## AIM
Restate the full listing word for word and leave the pictures out.

## INPUT DATA

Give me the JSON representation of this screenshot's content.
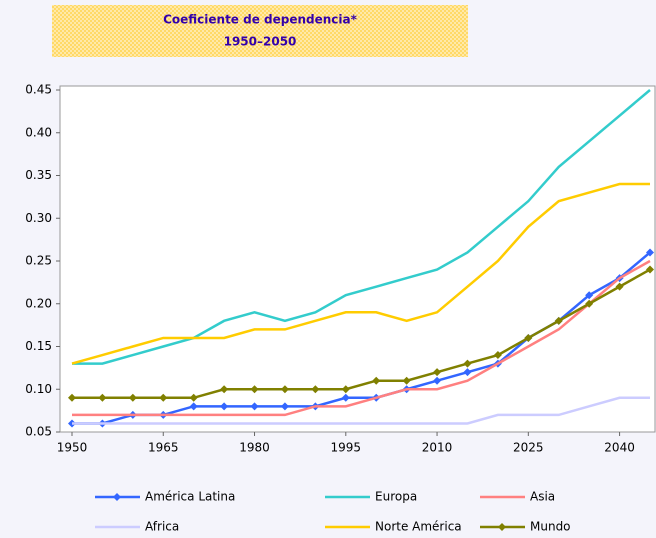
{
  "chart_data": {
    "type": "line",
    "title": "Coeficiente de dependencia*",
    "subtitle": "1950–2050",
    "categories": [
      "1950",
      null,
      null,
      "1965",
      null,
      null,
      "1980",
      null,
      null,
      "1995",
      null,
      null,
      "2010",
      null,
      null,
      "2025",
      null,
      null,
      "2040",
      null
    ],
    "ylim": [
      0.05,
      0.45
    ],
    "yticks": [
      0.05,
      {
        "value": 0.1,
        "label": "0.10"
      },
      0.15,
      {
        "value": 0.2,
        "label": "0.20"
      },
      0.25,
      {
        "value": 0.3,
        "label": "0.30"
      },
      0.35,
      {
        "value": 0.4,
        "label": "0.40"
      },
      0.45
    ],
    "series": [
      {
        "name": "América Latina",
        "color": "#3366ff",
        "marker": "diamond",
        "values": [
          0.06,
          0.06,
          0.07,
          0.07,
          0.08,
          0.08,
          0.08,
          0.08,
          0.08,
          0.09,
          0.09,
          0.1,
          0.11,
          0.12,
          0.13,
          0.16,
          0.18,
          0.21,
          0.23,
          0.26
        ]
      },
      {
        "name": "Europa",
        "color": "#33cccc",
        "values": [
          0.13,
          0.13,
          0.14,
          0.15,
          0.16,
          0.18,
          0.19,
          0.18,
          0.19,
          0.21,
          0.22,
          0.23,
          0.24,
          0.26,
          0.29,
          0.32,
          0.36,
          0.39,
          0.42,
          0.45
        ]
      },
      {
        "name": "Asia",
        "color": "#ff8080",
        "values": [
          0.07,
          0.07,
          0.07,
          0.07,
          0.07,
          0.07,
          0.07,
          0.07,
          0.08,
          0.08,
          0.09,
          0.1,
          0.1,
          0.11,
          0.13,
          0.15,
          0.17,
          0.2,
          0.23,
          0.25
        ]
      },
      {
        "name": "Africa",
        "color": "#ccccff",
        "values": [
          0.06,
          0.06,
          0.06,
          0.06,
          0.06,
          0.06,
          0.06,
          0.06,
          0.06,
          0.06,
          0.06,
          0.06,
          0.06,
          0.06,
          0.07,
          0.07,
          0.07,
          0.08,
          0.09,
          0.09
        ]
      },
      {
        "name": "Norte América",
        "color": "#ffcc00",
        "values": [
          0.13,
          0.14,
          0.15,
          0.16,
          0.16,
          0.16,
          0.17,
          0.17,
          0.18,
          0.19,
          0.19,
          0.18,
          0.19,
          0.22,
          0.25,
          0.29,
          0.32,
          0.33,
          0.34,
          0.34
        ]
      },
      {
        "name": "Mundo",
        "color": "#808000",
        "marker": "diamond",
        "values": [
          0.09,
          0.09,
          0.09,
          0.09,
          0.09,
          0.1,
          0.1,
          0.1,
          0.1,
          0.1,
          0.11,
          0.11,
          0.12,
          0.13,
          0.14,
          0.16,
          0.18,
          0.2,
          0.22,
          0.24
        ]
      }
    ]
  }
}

## TASK RESPONSE
Give me the JSON representation of this screenshot's content.
{
  "chart_data": {
    "type": "line",
    "title": "Coeficiente de dependencia*",
    "subtitle": "1950–2050",
    "categories": [
      "1950",
      null,
      null,
      "1965",
      null,
      null,
      "1980",
      null,
      null,
      "1995",
      null,
      null,
      "2010",
      null,
      null,
      "2025",
      null,
      null,
      "2040",
      null
    ],
    "ylim": [
      0.05,
      0.45
    ],
    "yticks": [
      0.05,
      {
        "value": 0.1,
        "label": "0.10"
      },
      0.15,
      {
        "value": 0.2,
        "label": "0.20"
      },
      0.25,
      {
        "value": 0.3,
        "label": "0.30"
      },
      0.35,
      {
        "value": 0.4,
        "label": "0.40"
      },
      0.45
    ],
    "series": [
      {
        "name": "América Latina",
        "color": "#3366ff",
        "marker": "diamond",
        "values": [
          0.06,
          0.06,
          0.07,
          0.07,
          0.08,
          0.08,
          0.08,
          0.08,
          0.08,
          0.09,
          0.09,
          0.1,
          0.11,
          0.12,
          0.13,
          0.16,
          0.18,
          0.21,
          0.23,
          0.26
        ]
      },
      {
        "name": "Europa",
        "color": "#33cccc",
        "values": [
          0.13,
          0.13,
          0.14,
          0.15,
          0.16,
          0.18,
          0.19,
          0.18,
          0.19,
          0.21,
          0.22,
          0.23,
          0.24,
          0.26,
          0.29,
          0.32,
          0.36,
          0.39,
          0.42,
          0.45
        ]
      },
      {
        "name": "Asia",
        "color": "#ff8080",
        "values": [
          0.07,
          0.07,
          0.07,
          0.07,
          0.07,
          0.07,
          0.07,
          0.07,
          0.08,
          0.08,
          0.09,
          0.1,
          0.1,
          0.11,
          0.13,
          0.15,
          0.17,
          0.2,
          0.23,
          0.25
        ]
      },
      {
        "name": "Africa",
        "color": "#ccccff",
        "values": [
          0.06,
          0.06,
          0.06,
          0.06,
          0.06,
          0.06,
          0.06,
          0.06,
          0.06,
          0.06,
          0.06,
          0.06,
          0.06,
          0.06,
          0.07,
          0.07,
          0.07,
          0.08,
          0.09,
          0.09
        ]
      },
      {
        "name": "Norte América",
        "color": "#ffcc00",
        "values": [
          0.13,
          0.14,
          0.15,
          0.16,
          0.16,
          0.16,
          0.17,
          0.17,
          0.18,
          0.19,
          0.19,
          0.18,
          0.19,
          0.22,
          0.25,
          0.29,
          0.32,
          0.33,
          0.34,
          0.34
        ]
      },
      {
        "name": "Mundo",
        "color": "#808000",
        "marker": "diamond",
        "values": [
          0.09,
          0.09,
          0.09,
          0.09,
          0.09,
          0.1,
          0.1,
          0.1,
          0.1,
          0.1,
          0.11,
          0.11,
          0.12,
          0.13,
          0.14,
          0.16,
          0.18,
          0.2,
          0.22,
          0.24
        ]
      }
    ]
  }
}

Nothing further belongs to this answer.